*Goal of the exercise:* Copy every line that mentions the word "value".

*Records for the task:*
--- BEGIN ---
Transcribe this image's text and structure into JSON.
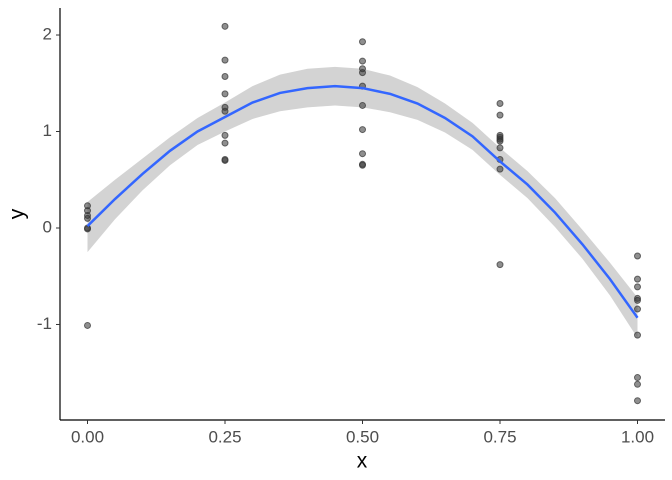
{
  "chart_data": {
    "type": "scatter",
    "x_label": "x",
    "y_label": "y",
    "xlim": [
      -0.05,
      1.05
    ],
    "ylim": [
      -1.99,
      2.28
    ],
    "xticks": [
      {
        "value": 0,
        "label": "0.00"
      },
      {
        "value": 0.25,
        "label": "0.25"
      },
      {
        "value": 0.5,
        "label": "0.50"
      },
      {
        "value": 0.75,
        "label": "0.75"
      },
      {
        "value": 1,
        "label": "1.00"
      }
    ],
    "yticks": [
      2,
      1,
      0,
      -1
    ],
    "grid": false,
    "points": {
      "color": "#333333",
      "x": [
        0,
        0,
        0,
        0,
        0,
        0,
        0,
        0.25,
        0.25,
        0.25,
        0.25,
        0.25,
        0.25,
        0.25,
        0.25,
        0.25,
        0.25,
        0.5,
        0.5,
        0.5,
        0.5,
        0.5,
        0.5,
        0.5,
        0.5,
        0.5,
        0.5,
        0.75,
        0.75,
        0.75,
        0.75,
        0.75,
        0.75,
        0.75,
        0.75,
        0.75,
        0.75,
        1,
        1,
        1,
        1,
        1,
        1,
        1,
        1,
        1,
        1
      ],
      "y": [
        0.23,
        0.18,
        0.13,
        0.1,
        0.0,
        -0.01,
        -1.01,
        2.09,
        1.74,
        1.57,
        1.39,
        1.25,
        1.21,
        0.96,
        0.88,
        0.71,
        0.7,
        1.93,
        1.73,
        1.65,
        1.61,
        1.47,
        1.27,
        1.02,
        0.77,
        0.66,
        0.65,
        1.29,
        1.17,
        0.96,
        0.94,
        0.92,
        0.9,
        0.83,
        0.71,
        0.61,
        -0.38,
        -0.29,
        -0.53,
        -0.61,
        -0.73,
        -0.75,
        -0.84,
        -1.11,
        -1.55,
        -1.62,
        -1.79
      ]
    },
    "smooth": {
      "color": "#3366ff",
      "band_color": "#d3d3d3",
      "x": [
        0,
        0.05,
        0.1,
        0.15,
        0.2,
        0.25,
        0.3,
        0.35,
        0.4,
        0.45,
        0.5,
        0.55,
        0.6,
        0.65,
        0.7,
        0.75,
        0.8,
        0.85,
        0.9,
        0.95,
        1
      ],
      "y": [
        0.02,
        0.3,
        0.56,
        0.8,
        1.0,
        1.15,
        1.3,
        1.4,
        1.45,
        1.47,
        1.45,
        1.39,
        1.29,
        1.14,
        0.95,
        0.69,
        0.45,
        0.16,
        -0.17,
        -0.53,
        -0.93
      ],
      "lower": [
        -0.25,
        0.09,
        0.39,
        0.65,
        0.86,
        1.0,
        1.13,
        1.21,
        1.25,
        1.27,
        1.25,
        1.2,
        1.12,
        0.99,
        0.81,
        0.55,
        0.31,
        0.01,
        -0.32,
        -0.7,
        -1.14
      ],
      "upper": [
        0.27,
        0.5,
        0.72,
        0.94,
        1.14,
        1.3,
        1.47,
        1.59,
        1.65,
        1.67,
        1.65,
        1.58,
        1.46,
        1.29,
        1.09,
        0.83,
        0.59,
        0.31,
        -0.02,
        -0.36,
        -0.72
      ]
    }
  }
}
--- END ---
*Answer to this exercise:*
        "value": 0,
        "value": 0.25,
        "value": 0.5,
        "value": 0.75,
        "value": 1,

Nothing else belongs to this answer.